● Work to complete: Here are some records; quote them exactly, leaving out the pictures.

● Extracted material:
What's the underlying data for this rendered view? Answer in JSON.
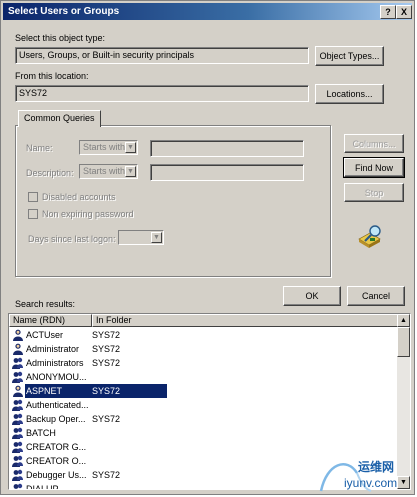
{
  "window": {
    "title": "Select Users or Groups",
    "help_button": "?",
    "close_button": "X"
  },
  "object_type": {
    "label": "Select this object type:",
    "value": "Users, Groups, or Built-in security principals",
    "button": "Object Types..."
  },
  "location": {
    "label": "From this location:",
    "value": "SYS72",
    "button": "Locations..."
  },
  "common_queries": {
    "tab_label": "Common Queries",
    "name_label": "Name:",
    "name_mode": "Starts with",
    "description_label": "Description:",
    "description_mode": "Starts with",
    "disabled_accounts": "Disabled accounts",
    "non_expiring_password": "Non expiring password",
    "days_since_logon": "Days since last logon:"
  },
  "side_buttons": {
    "columns": "Columns...",
    "find_now": "Find Now",
    "stop": "Stop"
  },
  "search_icon": "search-magnifier-icon",
  "ok_button": "OK",
  "cancel_button": "Cancel",
  "results": {
    "label": "Search results:",
    "columns": [
      "Name (RDN)",
      "In Folder"
    ],
    "rows": [
      {
        "name": "ACTUser",
        "folder": "SYS72",
        "icon": "user-icon",
        "selected": false
      },
      {
        "name": "Administrator",
        "folder": "SYS72",
        "icon": "user-icon",
        "selected": false
      },
      {
        "name": "Administrators",
        "folder": "SYS72",
        "icon": "group-icon",
        "selected": false
      },
      {
        "name": "ANONYMOU...",
        "folder": "",
        "icon": "group-icon",
        "selected": false
      },
      {
        "name": "ASPNET",
        "folder": "SYS72",
        "icon": "user-icon",
        "selected": true
      },
      {
        "name": "Authenticated...",
        "folder": "",
        "icon": "group-icon",
        "selected": false
      },
      {
        "name": "Backup Oper...",
        "folder": "SYS72",
        "icon": "group-icon",
        "selected": false
      },
      {
        "name": "BATCH",
        "folder": "",
        "icon": "group-icon",
        "selected": false
      },
      {
        "name": "CREATOR G...",
        "folder": "",
        "icon": "group-icon",
        "selected": false
      },
      {
        "name": "CREATOR O...",
        "folder": "",
        "icon": "group-icon",
        "selected": false
      },
      {
        "name": "Debugger Us...",
        "folder": "SYS72",
        "icon": "group-icon",
        "selected": false
      },
      {
        "name": "DIALUP",
        "folder": "",
        "icon": "group-icon",
        "selected": false
      }
    ]
  },
  "watermark": {
    "text": "运维网",
    "url": "iyunv.com"
  },
  "colors": {
    "face": "#d4d0c8",
    "title_start": "#0a246a",
    "title_end": "#a6caf0",
    "selection": "#0a246a"
  }
}
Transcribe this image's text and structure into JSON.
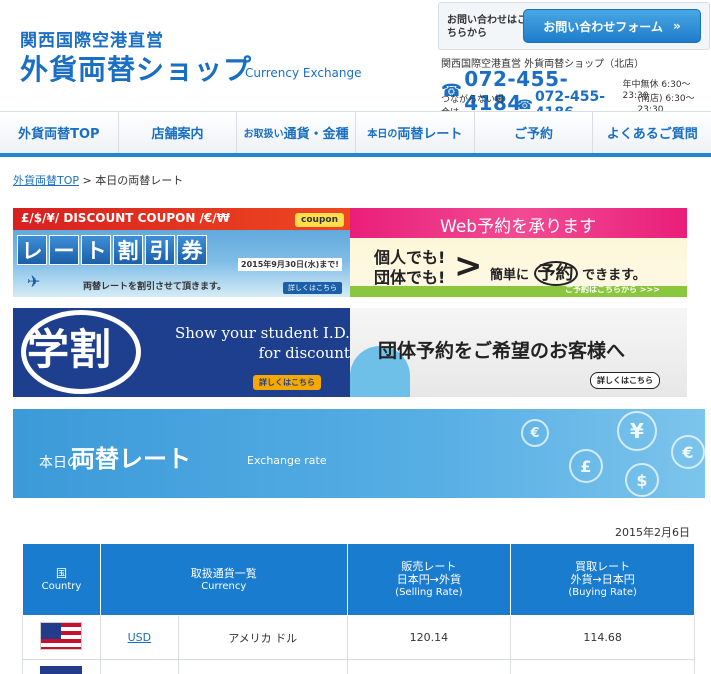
{
  "header": {
    "brand_top": "関西国際空港直営",
    "brand_main": "外貨両替ショップ",
    "brand_en": "Currency Exchange",
    "inquiry_text": "お問い合わせはこちらから",
    "inquiry_button": "お問い合わせフォーム",
    "inquiry_button_arrow": "»",
    "shop_name": "関西国際空港直営 外貨両替ショップ（北店）",
    "phone_main": "072-455-4184",
    "phone_main_hours": "年中無休 6:30〜23:30",
    "phone_sub_note": "つながらない場合は",
    "phone_sub": "072-455-4186",
    "phone_sub_hours": "(南店) 6:30〜23:30",
    "phone_icon": "☎"
  },
  "nav": {
    "items": [
      {
        "label": "外貨両替TOP"
      },
      {
        "label": "店舗案内"
      },
      {
        "prefix": "お取扱い",
        "label": "通貨・金種"
      },
      {
        "prefix": "本日の",
        "label": "両替レート"
      },
      {
        "label": "ご予約"
      },
      {
        "label": "よくあるご質問"
      }
    ]
  },
  "breadcrumb": {
    "home": "外貨両替TOP",
    "separator": ">",
    "current": "本日の両替レート"
  },
  "banners": {
    "coupon": {
      "strip": "£/$/¥/ DISCOUNT COUPON /€/₩",
      "tag": "coupon",
      "title_chars": [
        "レ",
        "ー",
        "ト",
        "割",
        "引",
        "券"
      ],
      "date": "2015年9月30日(水)まで!",
      "desc": "両替レートを割引させて頂きます。",
      "more": "詳しくはこちら"
    },
    "web": {
      "band": "Web予約を承ります",
      "left_line1": "個人でも!",
      "left_line2": "団体でも!",
      "arrow": ">",
      "right_pre": "簡単に",
      "right_big": "予約",
      "right_post": "できます。",
      "footer_btn": "ご予約はこちらから >>>"
    },
    "student": {
      "kanji": "学割",
      "en_line1": "Show your student I.D.",
      "en_line2": "for discount",
      "more": "詳しくはこちら"
    },
    "group": {
      "title": "団体予約をご希望のお客様へ",
      "more": "詳しくはこちら"
    },
    "rate_header": {
      "small": "本日の",
      "big": "両替レート",
      "en": "Exchange rate",
      "coin_symbols": [
        "¥",
        "€",
        "£",
        "$",
        "€"
      ]
    }
  },
  "rates": {
    "date": "2015年2月6日",
    "headers": {
      "country_jp": "国",
      "country_en": "Country",
      "currency_jp": "取扱通貨一覧",
      "currency_en": "Currency",
      "sell_jp1": "販売レート",
      "sell_jp2": "日本円→外貨",
      "sell_en": "(Selling Rate)",
      "buy_jp1": "買取レート",
      "buy_jp2": "外貨→日本円",
      "buy_en": "(Buying Rate)"
    },
    "rows": [
      {
        "flag": "us-flag",
        "code": "USD",
        "name": "アメリカ ドル",
        "sell": "120.14",
        "buy": "114.68"
      }
    ]
  }
}
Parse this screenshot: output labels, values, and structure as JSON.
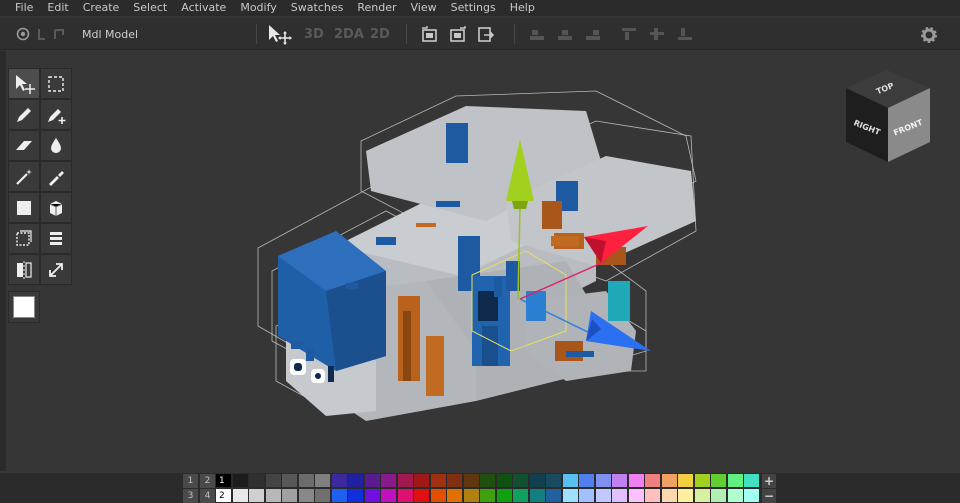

● Full response:
What's the underlying data for this rendered view? Answer in JSON.
{
  "window": {
    "title": "Select Users or Groups",
    "help_button": "?",
    "close_button": "X"
  },
  "object_type": {
    "label": "Select this object type:",
    "value": "Users, Groups, or Built-in security principals",
    "button": "Object Types..."
  },
  "location": {
    "label": "From this location:",
    "value": "SYS72",
    "button": "Locations..."
  },
  "common_queries": {
    "tab_label": "Common Queries",
    "name_label": "Name:",
    "name_mode": "Starts with",
    "description_label": "Description:",
    "description_mode": "Starts with",
    "disabled_accounts": "Disabled accounts",
    "non_expiring_password": "Non expiring password",
    "days_since_logon": "Days since last logon:"
  },
  "side_buttons": {
    "columns": "Columns...",
    "find_now": "Find Now",
    "stop": "Stop"
  },
  "search_icon": "search-magnifier-icon",
  "ok_button": "OK",
  "cancel_button": "Cancel",
  "results": {
    "label": "Search results:",
    "columns": [
      "Name (RDN)",
      "In Folder"
    ],
    "rows": [
      {
        "name": "ACTUser",
        "folder": "SYS72",
        "icon": "user-icon",
        "selected": false
      },
      {
        "name": "Administrator",
        "folder": "SYS72",
        "icon": "user-icon",
        "selected": false
      },
      {
        "name": "Administrators",
        "folder": "SYS72",
        "icon": "group-icon",
        "selected": false
      },
      {
        "name": "ANONYMOU...",
        "folder": "",
        "icon": "group-icon",
        "selected": false
      },
      {
        "name": "ASPNET",
        "folder": "SYS72",
        "icon": "user-icon",
        "selected": true
      },
      {
        "name": "Authenticated...",
        "folder": "",
        "icon": "group-icon",
        "selected": false
      },
      {
        "name": "Backup Oper...",
        "folder": "SYS72",
        "icon": "group-icon",
        "selected": false
      },
      {
        "name": "BATCH",
        "folder": "",
        "icon": "group-icon",
        "selected": false
      },
      {
        "name": "CREATOR G...",
        "folder": "",
        "icon": "group-icon",
        "selected": false
      },
      {
        "name": "CREATOR O...",
        "folder": "",
        "icon": "group-icon",
        "selected": false
      },
      {
        "name": "Debugger Us...",
        "folder": "SYS72",
        "icon": "group-icon",
        "selected": false
      },
      {
        "name": "DIALUP",
        "folder": "",
        "icon": "group-icon",
        "selected": false
      }
    ]
  },
  "watermark": {
    "text": "运维网",
    "url": "iyunv.com"
  },
  "colors": {
    "face": "#d4d0c8",
    "title_start": "#0a246a",
    "title_end": "#a6caf0",
    "selection": "#0a246a"
  }
}
Transcribe this image's text and structure into JSON.
{
  "header": {
    "brand_top": "関西国際空港直営",
    "brand_main": "外貨両替ショップ",
    "brand_en": "Currency Exchange",
    "inquiry_text": "お問い合わせはこちらから",
    "inquiry_button": "お問い合わせフォーム",
    "inquiry_button_arrow": "»",
    "shop_name": "関西国際空港直営 外貨両替ショップ（北店）",
    "phone_main": "072-455-4184",
    "phone_main_hours": "年中無休 6:30〜23:30",
    "phone_sub_note": "つながらない場合は",
    "phone_sub": "072-455-4186",
    "phone_sub_hours": "(南店) 6:30〜23:30",
    "phone_icon": "☎"
  },
  "nav": {
    "items": [
      {
        "label": "外貨両替TOP"
      },
      {
        "label": "店舗案内"
      },
      {
        "prefix": "お取扱い",
        "label": "通貨・金種"
      },
      {
        "prefix": "本日の",
        "label": "両替レート"
      },
      {
        "label": "ご予約"
      },
      {
        "label": "よくあるご質問"
      }
    ]
  },
  "breadcrumb": {
    "home": "外貨両替TOP",
    "separator": ">",
    "current": "本日の両替レート"
  },
  "banners": {
    "coupon": {
      "strip": "£/$/¥/ DISCOUNT COUPON /€/₩",
      "tag": "coupon",
      "title_chars": [
        "レ",
        "ー",
        "ト",
        "割",
        "引",
        "券"
      ],
      "date": "2015年9月30日(水)まで!",
      "desc": "両替レートを割引させて頂きます。",
      "more": "詳しくはこちら"
    },
    "web": {
      "band": "Web予約を承ります",
      "left_line1": "個人でも!",
      "left_line2": "団体でも!",
      "arrow": ">",
      "right_pre": "簡単に",
      "right_big": "予約",
      "right_post": "できます。",
      "footer_btn": "ご予約はこちらから >>>"
    },
    "student": {
      "kanji": "学割",
      "en_line1": "Show your student I.D.",
      "en_line2": "for discount",
      "more": "詳しくはこちら"
    },
    "group": {
      "title": "団体予約をご希望のお客様へ",
      "more": "詳しくはこちら"
    },
    "rate_header": {
      "small": "本日の",
      "big": "両替レート",
      "en": "Exchange rate",
      "coin_symbols": [
        "¥",
        "€",
        "£",
        "$",
        "€"
      ]
    }
  },
  "rates": {
    "date": "2015年2月6日",
    "headers": {
      "country_jp": "国",
      "country_en": "Country",
      "currency_jp": "取扱通貨一覧",
      "currency_en": "Currency",
      "sell_jp1": "販売レート",
      "sell_jp2": "日本円→外貨",
      "sell_en": "(Selling Rate)",
      "buy_jp1": "買取レート",
      "buy_jp2": "外貨→日本円",
      "buy_en": "(Buying Rate)"
    },
    "rows": [
      {
        "flag": "us-flag",
        "code": "USD",
        "name": "アメリカ ドル",
        "sell": "120.14",
        "buy": "114.68"
      }
    ]
  }
}
Parse this screenshot: output labels, values, and structure as JSON.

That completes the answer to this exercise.